— start SUPPLIED RECORDS —

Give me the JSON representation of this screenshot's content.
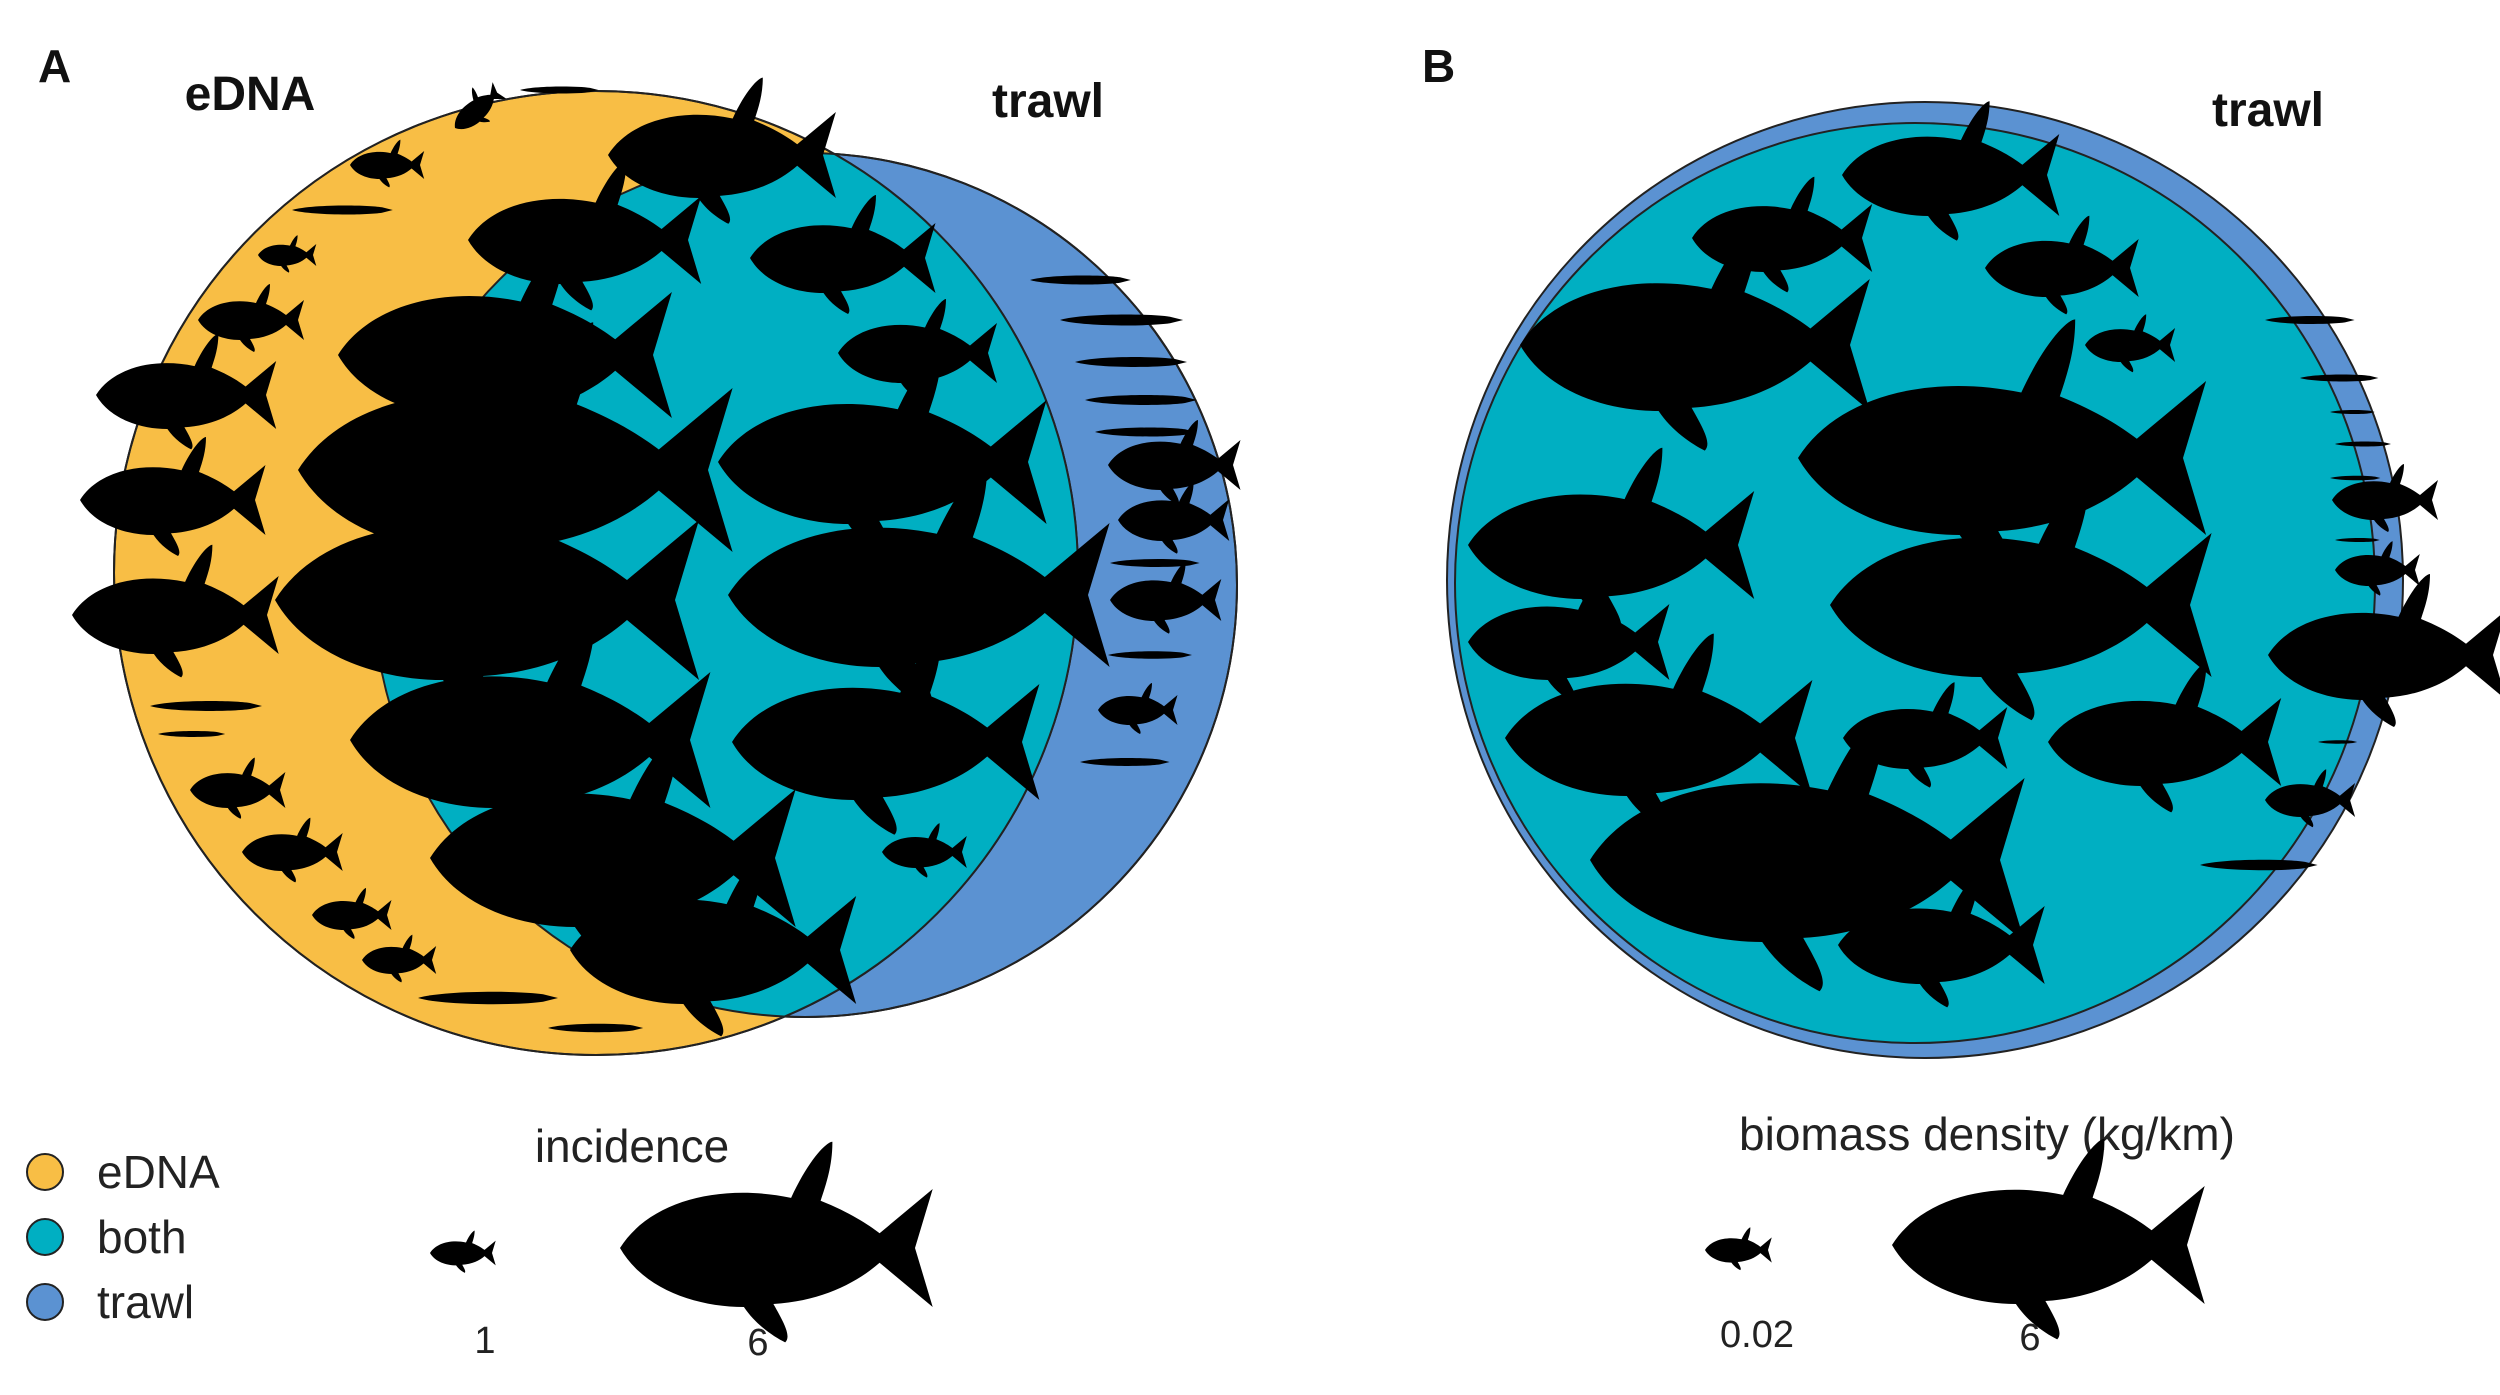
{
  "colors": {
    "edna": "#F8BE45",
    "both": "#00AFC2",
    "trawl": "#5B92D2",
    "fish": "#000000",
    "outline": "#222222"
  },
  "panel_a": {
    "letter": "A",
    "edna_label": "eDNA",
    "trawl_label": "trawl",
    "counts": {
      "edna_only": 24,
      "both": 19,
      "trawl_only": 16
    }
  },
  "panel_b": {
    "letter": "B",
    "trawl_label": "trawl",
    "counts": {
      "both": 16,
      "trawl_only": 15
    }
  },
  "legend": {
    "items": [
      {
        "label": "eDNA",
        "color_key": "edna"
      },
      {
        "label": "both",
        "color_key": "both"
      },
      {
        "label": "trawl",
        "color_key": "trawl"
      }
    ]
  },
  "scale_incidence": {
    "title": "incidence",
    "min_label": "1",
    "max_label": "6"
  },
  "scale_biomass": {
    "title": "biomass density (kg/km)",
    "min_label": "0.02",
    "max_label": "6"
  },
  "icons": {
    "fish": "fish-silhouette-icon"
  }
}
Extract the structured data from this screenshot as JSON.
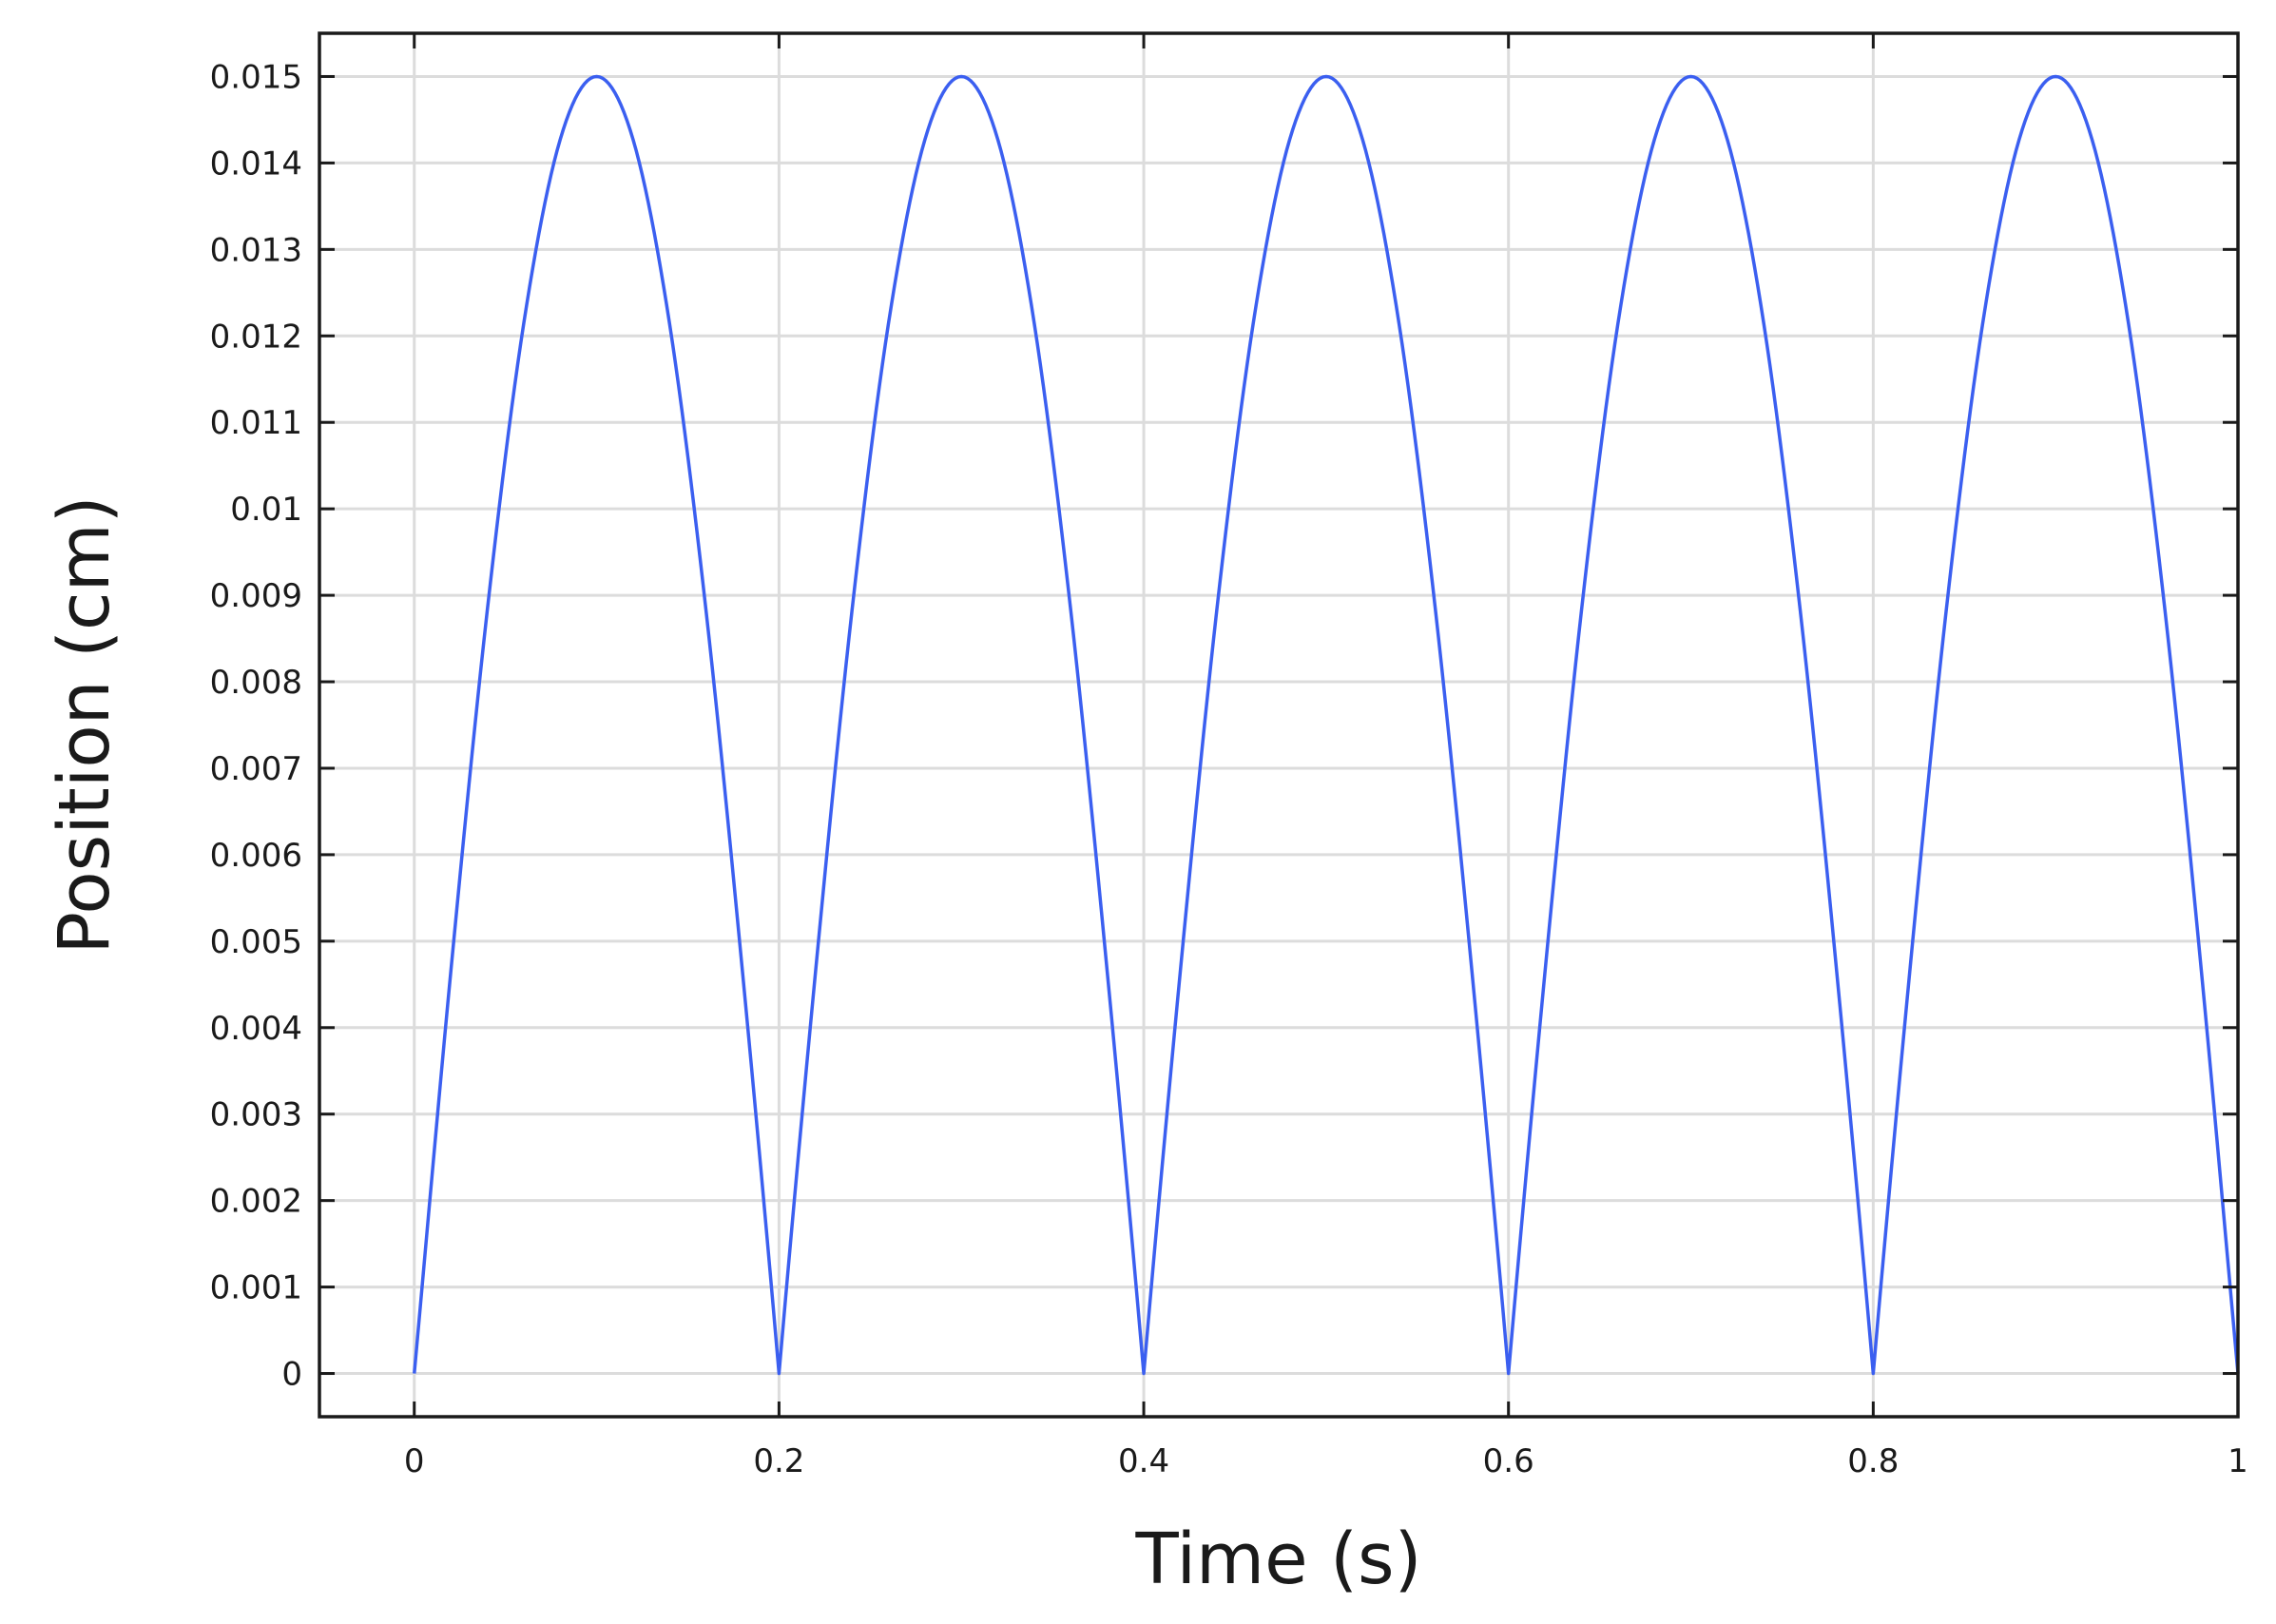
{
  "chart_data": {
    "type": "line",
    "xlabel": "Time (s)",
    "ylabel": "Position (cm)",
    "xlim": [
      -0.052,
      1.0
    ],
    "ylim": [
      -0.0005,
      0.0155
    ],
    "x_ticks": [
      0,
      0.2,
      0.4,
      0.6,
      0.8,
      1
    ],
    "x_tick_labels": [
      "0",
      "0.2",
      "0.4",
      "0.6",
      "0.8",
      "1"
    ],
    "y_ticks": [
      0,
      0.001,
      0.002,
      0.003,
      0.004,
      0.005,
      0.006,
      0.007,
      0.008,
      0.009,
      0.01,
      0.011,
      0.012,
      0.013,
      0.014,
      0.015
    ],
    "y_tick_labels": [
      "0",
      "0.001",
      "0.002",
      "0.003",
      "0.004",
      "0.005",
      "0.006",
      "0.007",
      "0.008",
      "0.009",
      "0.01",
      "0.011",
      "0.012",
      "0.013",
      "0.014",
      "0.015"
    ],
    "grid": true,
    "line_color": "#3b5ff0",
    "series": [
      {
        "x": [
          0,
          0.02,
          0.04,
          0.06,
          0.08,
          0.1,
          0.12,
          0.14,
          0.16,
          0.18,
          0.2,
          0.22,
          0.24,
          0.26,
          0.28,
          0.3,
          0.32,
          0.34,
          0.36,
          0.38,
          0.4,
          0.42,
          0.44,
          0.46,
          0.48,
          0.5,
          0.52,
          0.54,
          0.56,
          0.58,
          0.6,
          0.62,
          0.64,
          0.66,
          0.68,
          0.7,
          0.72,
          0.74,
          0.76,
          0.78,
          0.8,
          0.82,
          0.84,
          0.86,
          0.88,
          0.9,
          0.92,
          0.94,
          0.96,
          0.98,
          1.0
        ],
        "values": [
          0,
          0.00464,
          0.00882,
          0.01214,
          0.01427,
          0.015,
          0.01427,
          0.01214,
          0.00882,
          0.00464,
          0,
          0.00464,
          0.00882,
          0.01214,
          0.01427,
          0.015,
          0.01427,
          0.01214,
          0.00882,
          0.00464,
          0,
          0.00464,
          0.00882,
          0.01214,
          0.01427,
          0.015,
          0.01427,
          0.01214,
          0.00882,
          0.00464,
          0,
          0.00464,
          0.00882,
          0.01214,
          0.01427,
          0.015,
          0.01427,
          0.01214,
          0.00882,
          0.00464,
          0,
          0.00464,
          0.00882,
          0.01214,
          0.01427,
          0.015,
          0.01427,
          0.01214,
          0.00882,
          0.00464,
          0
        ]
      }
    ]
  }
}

— end SUPPLIED RECORDS —

Tally the lines of the data that hold the string "title". Answer with the number and nothing more.

# RESPONSE TO THIS EXERCISE
2